WHAT YOU ARE ASKED TO DO: The data below needs to be returned exactly, line for line.

A run of records:
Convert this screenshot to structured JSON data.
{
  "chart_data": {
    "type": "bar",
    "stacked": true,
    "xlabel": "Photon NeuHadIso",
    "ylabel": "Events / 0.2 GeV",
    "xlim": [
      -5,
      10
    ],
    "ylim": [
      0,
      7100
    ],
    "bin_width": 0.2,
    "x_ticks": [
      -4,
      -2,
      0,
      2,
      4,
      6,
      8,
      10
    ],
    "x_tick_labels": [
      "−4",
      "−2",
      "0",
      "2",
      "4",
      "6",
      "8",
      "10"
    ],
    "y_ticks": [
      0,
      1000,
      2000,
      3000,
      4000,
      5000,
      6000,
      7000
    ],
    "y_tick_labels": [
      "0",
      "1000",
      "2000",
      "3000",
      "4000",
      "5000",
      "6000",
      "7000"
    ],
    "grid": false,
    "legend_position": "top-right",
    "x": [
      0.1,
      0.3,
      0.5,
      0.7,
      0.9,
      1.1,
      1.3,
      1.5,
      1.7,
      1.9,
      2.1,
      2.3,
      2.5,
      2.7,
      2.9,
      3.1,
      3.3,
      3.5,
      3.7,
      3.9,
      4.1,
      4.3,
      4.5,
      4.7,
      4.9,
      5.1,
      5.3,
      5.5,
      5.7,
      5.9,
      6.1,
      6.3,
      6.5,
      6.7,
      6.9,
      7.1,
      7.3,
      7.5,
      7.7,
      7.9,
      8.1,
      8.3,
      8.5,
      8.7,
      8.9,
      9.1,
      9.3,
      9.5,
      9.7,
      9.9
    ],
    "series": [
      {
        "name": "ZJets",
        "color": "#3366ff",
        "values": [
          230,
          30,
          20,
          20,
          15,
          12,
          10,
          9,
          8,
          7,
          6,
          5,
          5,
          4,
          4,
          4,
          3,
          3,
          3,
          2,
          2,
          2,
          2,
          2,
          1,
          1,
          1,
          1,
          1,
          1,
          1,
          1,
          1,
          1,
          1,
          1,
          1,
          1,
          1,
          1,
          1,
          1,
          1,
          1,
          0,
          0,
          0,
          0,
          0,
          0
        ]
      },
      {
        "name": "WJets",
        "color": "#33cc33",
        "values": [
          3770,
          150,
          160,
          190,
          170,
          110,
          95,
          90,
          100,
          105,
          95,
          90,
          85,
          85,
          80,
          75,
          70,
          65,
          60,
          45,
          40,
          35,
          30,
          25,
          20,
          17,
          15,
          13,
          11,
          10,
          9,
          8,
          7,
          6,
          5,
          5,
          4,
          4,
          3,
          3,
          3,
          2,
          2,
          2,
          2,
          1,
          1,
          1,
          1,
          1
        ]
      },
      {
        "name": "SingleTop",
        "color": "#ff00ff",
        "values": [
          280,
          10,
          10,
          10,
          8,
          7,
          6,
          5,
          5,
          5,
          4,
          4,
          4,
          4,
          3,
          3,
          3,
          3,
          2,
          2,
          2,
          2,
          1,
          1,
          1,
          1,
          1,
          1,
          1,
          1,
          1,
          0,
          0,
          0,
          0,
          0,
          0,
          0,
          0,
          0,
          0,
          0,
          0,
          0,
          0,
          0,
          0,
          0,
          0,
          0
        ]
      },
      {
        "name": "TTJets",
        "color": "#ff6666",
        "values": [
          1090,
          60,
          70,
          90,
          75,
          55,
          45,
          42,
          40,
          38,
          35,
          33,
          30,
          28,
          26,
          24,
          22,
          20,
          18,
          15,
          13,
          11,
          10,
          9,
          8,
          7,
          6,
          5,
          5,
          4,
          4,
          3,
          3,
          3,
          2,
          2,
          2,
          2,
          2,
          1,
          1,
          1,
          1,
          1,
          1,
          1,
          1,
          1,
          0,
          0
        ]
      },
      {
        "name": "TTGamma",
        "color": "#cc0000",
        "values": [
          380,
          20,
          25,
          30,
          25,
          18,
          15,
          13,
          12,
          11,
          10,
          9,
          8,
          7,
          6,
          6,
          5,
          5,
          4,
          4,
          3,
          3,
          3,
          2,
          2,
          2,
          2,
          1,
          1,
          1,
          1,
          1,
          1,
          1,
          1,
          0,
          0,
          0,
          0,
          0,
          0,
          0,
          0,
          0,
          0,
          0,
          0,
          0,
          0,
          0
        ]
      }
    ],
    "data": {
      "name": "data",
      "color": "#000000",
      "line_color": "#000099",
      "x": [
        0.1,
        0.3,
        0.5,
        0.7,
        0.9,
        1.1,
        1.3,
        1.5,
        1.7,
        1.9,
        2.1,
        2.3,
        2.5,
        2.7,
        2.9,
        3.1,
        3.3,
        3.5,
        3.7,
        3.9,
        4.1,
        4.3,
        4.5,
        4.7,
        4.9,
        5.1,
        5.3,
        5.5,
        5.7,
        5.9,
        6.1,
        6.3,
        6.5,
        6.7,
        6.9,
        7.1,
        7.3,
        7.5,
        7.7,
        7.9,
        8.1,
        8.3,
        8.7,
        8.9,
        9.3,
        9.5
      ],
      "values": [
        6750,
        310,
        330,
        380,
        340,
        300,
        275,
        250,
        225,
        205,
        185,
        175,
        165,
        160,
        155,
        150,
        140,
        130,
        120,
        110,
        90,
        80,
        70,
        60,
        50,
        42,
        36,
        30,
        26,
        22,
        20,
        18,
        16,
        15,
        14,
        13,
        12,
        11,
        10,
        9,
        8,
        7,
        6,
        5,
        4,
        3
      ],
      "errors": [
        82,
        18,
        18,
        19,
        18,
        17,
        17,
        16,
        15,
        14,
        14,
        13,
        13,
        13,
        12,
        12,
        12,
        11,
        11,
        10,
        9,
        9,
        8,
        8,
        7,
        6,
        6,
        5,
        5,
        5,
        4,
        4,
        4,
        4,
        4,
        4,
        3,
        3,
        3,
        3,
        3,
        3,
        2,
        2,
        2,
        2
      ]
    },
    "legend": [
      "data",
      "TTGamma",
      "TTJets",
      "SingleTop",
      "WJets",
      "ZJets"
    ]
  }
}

THE REPLY:
Convert this screenshot to structured JSON data.
{
  "chart_data": {
    "type": "bar",
    "stacked": true,
    "xlabel": "Photon NeuHadIso",
    "ylabel": "Events / 0.2 GeV",
    "xlim": [
      -5,
      10
    ],
    "ylim": [
      0,
      7100
    ],
    "bin_width": 0.2,
    "x_ticks": [
      -4,
      -2,
      0,
      2,
      4,
      6,
      8,
      10
    ],
    "x_tick_labels": [
      "−4",
      "−2",
      "0",
      "2",
      "4",
      "6",
      "8",
      "10"
    ],
    "y_ticks": [
      0,
      1000,
      2000,
      3000,
      4000,
      5000,
      6000,
      7000
    ],
    "y_tick_labels": [
      "0",
      "1000",
      "2000",
      "3000",
      "4000",
      "5000",
      "6000",
      "7000"
    ],
    "grid": false,
    "legend_position": "top-right",
    "x": [
      0.1,
      0.3,
      0.5,
      0.7,
      0.9,
      1.1,
      1.3,
      1.5,
      1.7,
      1.9,
      2.1,
      2.3,
      2.5,
      2.7,
      2.9,
      3.1,
      3.3,
      3.5,
      3.7,
      3.9,
      4.1,
      4.3,
      4.5,
      4.7,
      4.9,
      5.1,
      5.3,
      5.5,
      5.7,
      5.9,
      6.1,
      6.3,
      6.5,
      6.7,
      6.9,
      7.1,
      7.3,
      7.5,
      7.7,
      7.9,
      8.1,
      8.3,
      8.5,
      8.7,
      8.9,
      9.1,
      9.3,
      9.5,
      9.7,
      9.9
    ],
    "series": [
      {
        "name": "ZJets",
        "color": "#3366ff",
        "values": [
          230,
          30,
          20,
          20,
          15,
          12,
          10,
          9,
          8,
          7,
          6,
          5,
          5,
          4,
          4,
          4,
          3,
          3,
          3,
          2,
          2,
          2,
          2,
          2,
          1,
          1,
          1,
          1,
          1,
          1,
          1,
          1,
          1,
          1,
          1,
          1,
          1,
          1,
          1,
          1,
          1,
          1,
          1,
          1,
          0,
          0,
          0,
          0,
          0,
          0
        ]
      },
      {
        "name": "WJets",
        "color": "#33cc33",
        "values": [
          3770,
          150,
          160,
          190,
          170,
          110,
          95,
          90,
          100,
          105,
          95,
          90,
          85,
          85,
          80,
          75,
          70,
          65,
          60,
          45,
          40,
          35,
          30,
          25,
          20,
          17,
          15,
          13,
          11,
          10,
          9,
          8,
          7,
          6,
          5,
          5,
          4,
          4,
          3,
          3,
          3,
          2,
          2,
          2,
          2,
          1,
          1,
          1,
          1,
          1
        ]
      },
      {
        "name": "SingleTop",
        "color": "#ff00ff",
        "values": [
          280,
          10,
          10,
          10,
          8,
          7,
          6,
          5,
          5,
          5,
          4,
          4,
          4,
          4,
          3,
          3,
          3,
          3,
          2,
          2,
          2,
          2,
          1,
          1,
          1,
          1,
          1,
          1,
          1,
          1,
          1,
          0,
          0,
          0,
          0,
          0,
          0,
          0,
          0,
          0,
          0,
          0,
          0,
          0,
          0,
          0,
          0,
          0,
          0,
          0
        ]
      },
      {
        "name": "TTJets",
        "color": "#ff6666",
        "values": [
          1090,
          60,
          70,
          90,
          75,
          55,
          45,
          42,
          40,
          38,
          35,
          33,
          30,
          28,
          26,
          24,
          22,
          20,
          18,
          15,
          13,
          11,
          10,
          9,
          8,
          7,
          6,
          5,
          5,
          4,
          4,
          3,
          3,
          3,
          2,
          2,
          2,
          2,
          2,
          1,
          1,
          1,
          1,
          1,
          1,
          1,
          1,
          1,
          0,
          0
        ]
      },
      {
        "name": "TTGamma",
        "color": "#cc0000",
        "values": [
          380,
          20,
          25,
          30,
          25,
          18,
          15,
          13,
          12,
          11,
          10,
          9,
          8,
          7,
          6,
          6,
          5,
          5,
          4,
          4,
          3,
          3,
          3,
          2,
          2,
          2,
          2,
          1,
          1,
          1,
          1,
          1,
          1,
          1,
          1,
          0,
          0,
          0,
          0,
          0,
          0,
          0,
          0,
          0,
          0,
          0,
          0,
          0,
          0,
          0
        ]
      }
    ],
    "data": {
      "name": "data",
      "color": "#000000",
      "line_color": "#000099",
      "x": [
        0.1,
        0.3,
        0.5,
        0.7,
        0.9,
        1.1,
        1.3,
        1.5,
        1.7,
        1.9,
        2.1,
        2.3,
        2.5,
        2.7,
        2.9,
        3.1,
        3.3,
        3.5,
        3.7,
        3.9,
        4.1,
        4.3,
        4.5,
        4.7,
        4.9,
        5.1,
        5.3,
        5.5,
        5.7,
        5.9,
        6.1,
        6.3,
        6.5,
        6.7,
        6.9,
        7.1,
        7.3,
        7.5,
        7.7,
        7.9,
        8.1,
        8.3,
        8.7,
        8.9,
        9.3,
        9.5
      ],
      "values": [
        6750,
        310,
        330,
        380,
        340,
        300,
        275,
        250,
        225,
        205,
        185,
        175,
        165,
        160,
        155,
        150,
        140,
        130,
        120,
        110,
        90,
        80,
        70,
        60,
        50,
        42,
        36,
        30,
        26,
        22,
        20,
        18,
        16,
        15,
        14,
        13,
        12,
        11,
        10,
        9,
        8,
        7,
        6,
        5,
        4,
        3
      ],
      "errors": [
        82,
        18,
        18,
        19,
        18,
        17,
        17,
        16,
        15,
        14,
        14,
        13,
        13,
        13,
        12,
        12,
        12,
        11,
        11,
        10,
        9,
        9,
        8,
        8,
        7,
        6,
        6,
        5,
        5,
        5,
        4,
        4,
        4,
        4,
        4,
        4,
        3,
        3,
        3,
        3,
        3,
        3,
        2,
        2,
        2,
        2
      ]
    },
    "legend": [
      "data",
      "TTGamma",
      "TTJets",
      "SingleTop",
      "WJets",
      "ZJets"
    ]
  }
}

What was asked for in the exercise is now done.